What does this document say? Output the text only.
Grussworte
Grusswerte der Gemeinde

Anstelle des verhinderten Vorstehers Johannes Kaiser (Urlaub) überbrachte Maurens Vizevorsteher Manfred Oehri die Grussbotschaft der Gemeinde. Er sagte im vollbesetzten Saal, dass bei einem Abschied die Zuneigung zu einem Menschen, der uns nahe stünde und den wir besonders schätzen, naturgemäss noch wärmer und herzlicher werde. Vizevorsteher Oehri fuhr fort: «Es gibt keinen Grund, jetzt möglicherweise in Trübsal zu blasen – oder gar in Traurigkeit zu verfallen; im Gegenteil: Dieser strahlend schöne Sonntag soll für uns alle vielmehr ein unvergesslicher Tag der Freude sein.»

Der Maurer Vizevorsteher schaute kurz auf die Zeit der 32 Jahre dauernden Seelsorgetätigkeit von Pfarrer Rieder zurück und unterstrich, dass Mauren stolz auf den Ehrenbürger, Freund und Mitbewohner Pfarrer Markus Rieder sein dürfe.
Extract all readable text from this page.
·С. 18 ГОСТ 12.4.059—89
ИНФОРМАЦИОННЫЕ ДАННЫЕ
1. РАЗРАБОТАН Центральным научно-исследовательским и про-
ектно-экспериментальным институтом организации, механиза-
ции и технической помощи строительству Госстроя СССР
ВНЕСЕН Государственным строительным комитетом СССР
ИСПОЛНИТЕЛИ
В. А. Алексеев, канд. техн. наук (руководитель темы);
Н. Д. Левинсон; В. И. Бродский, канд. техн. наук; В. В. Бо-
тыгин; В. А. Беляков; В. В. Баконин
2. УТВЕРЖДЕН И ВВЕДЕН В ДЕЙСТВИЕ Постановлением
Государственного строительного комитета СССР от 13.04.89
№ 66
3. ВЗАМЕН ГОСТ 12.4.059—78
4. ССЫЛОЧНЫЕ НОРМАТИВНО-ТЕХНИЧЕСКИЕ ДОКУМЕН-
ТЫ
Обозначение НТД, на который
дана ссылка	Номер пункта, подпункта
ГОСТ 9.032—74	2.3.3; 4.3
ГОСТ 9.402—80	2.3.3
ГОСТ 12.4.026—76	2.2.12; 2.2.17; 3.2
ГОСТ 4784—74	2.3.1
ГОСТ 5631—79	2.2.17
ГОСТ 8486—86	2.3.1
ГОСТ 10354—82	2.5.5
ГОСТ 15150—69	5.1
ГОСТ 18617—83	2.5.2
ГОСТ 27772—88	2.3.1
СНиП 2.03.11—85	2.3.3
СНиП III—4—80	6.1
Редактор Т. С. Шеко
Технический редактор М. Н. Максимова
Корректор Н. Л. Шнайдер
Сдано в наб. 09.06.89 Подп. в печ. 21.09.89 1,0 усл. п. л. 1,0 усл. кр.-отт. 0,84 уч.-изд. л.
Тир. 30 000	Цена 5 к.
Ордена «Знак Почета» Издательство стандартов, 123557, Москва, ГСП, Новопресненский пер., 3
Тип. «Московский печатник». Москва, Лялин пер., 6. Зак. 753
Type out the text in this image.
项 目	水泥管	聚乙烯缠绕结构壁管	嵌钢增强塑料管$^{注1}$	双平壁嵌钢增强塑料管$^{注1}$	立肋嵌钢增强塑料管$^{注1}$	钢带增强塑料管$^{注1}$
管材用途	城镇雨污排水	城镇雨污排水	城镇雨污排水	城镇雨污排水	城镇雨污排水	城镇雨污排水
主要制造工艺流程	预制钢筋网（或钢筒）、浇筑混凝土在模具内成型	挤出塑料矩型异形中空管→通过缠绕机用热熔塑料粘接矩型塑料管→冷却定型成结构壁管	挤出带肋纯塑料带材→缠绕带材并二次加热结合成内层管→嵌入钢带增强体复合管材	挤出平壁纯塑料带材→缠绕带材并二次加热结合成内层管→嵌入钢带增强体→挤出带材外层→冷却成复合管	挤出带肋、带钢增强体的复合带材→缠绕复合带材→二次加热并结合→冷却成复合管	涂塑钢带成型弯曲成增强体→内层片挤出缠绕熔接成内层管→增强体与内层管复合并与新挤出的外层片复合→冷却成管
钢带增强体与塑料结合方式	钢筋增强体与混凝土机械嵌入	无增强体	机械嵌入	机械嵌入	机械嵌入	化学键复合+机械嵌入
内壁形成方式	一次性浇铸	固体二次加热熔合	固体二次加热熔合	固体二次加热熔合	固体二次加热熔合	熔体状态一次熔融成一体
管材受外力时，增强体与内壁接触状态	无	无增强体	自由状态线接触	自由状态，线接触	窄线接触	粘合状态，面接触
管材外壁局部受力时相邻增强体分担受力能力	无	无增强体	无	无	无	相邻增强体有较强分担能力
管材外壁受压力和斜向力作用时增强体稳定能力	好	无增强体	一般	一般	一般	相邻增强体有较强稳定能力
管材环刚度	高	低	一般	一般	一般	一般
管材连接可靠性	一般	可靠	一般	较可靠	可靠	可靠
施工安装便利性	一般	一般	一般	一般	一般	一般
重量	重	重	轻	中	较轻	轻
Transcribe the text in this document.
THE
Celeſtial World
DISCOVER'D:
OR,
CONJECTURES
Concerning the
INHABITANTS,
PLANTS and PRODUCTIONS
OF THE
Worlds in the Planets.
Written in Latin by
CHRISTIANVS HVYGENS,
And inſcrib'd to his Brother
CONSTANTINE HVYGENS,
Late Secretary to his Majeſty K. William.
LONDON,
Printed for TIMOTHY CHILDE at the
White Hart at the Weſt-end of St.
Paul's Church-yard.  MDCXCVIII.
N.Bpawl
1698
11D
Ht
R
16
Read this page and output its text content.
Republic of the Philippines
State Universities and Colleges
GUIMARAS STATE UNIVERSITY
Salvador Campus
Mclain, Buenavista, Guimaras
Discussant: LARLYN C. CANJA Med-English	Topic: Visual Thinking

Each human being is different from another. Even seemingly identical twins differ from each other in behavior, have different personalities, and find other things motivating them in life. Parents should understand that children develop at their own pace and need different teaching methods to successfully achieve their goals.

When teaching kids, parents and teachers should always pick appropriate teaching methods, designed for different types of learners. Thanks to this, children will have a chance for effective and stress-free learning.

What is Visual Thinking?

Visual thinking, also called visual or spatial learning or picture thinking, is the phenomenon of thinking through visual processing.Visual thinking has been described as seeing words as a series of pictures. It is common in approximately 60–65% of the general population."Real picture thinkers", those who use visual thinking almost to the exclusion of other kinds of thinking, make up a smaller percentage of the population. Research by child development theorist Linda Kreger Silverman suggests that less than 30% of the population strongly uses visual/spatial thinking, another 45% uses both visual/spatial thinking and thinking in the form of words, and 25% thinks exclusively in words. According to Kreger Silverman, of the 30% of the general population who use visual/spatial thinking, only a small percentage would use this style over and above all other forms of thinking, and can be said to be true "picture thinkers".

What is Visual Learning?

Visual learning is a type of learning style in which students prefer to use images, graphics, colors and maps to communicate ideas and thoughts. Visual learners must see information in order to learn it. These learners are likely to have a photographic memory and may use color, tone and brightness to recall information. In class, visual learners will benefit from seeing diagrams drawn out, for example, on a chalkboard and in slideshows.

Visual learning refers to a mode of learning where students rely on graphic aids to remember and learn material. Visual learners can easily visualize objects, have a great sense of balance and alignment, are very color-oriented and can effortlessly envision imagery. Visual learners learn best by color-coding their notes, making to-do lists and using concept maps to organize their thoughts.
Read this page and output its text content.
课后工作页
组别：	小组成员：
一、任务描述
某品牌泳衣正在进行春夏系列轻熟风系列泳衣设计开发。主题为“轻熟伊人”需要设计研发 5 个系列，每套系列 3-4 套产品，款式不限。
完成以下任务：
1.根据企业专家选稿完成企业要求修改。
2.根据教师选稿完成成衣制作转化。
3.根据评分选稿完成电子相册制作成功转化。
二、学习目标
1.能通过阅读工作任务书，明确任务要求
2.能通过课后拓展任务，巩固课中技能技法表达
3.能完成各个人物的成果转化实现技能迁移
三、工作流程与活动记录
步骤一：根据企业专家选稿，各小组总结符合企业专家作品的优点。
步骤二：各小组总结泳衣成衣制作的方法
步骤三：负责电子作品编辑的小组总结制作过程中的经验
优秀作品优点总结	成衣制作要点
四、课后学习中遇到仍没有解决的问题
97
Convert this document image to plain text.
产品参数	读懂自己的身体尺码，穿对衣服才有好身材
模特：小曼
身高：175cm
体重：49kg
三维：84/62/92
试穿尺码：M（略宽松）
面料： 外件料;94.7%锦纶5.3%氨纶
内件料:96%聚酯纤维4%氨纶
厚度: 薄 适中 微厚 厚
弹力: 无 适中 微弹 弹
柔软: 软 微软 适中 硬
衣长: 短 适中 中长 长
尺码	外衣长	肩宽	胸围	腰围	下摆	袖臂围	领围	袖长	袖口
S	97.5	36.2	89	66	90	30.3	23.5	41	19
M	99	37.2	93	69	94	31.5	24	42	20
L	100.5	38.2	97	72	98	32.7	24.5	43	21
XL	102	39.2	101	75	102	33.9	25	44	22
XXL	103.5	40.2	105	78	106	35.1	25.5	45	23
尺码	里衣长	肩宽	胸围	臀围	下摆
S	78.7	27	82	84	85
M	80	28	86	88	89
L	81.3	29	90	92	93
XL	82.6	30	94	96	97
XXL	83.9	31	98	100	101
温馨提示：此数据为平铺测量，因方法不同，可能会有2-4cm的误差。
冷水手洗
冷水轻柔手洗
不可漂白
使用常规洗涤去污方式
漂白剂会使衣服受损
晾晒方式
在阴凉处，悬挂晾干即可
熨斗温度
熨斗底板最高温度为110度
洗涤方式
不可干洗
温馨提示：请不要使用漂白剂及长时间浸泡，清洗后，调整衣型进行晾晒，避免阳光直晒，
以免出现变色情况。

--------

__PROMPT__
Check each line above for the string "text" and show the ones that have it.

__WRITTEN ANSWER__
What does this document say? Output the text only.
Extract all readable text from this page.
Type out the text in this image.
Transcribe the text in this document.
Read this page and output its text content.
Read this page and output its text content.
Convert this document image to plain text.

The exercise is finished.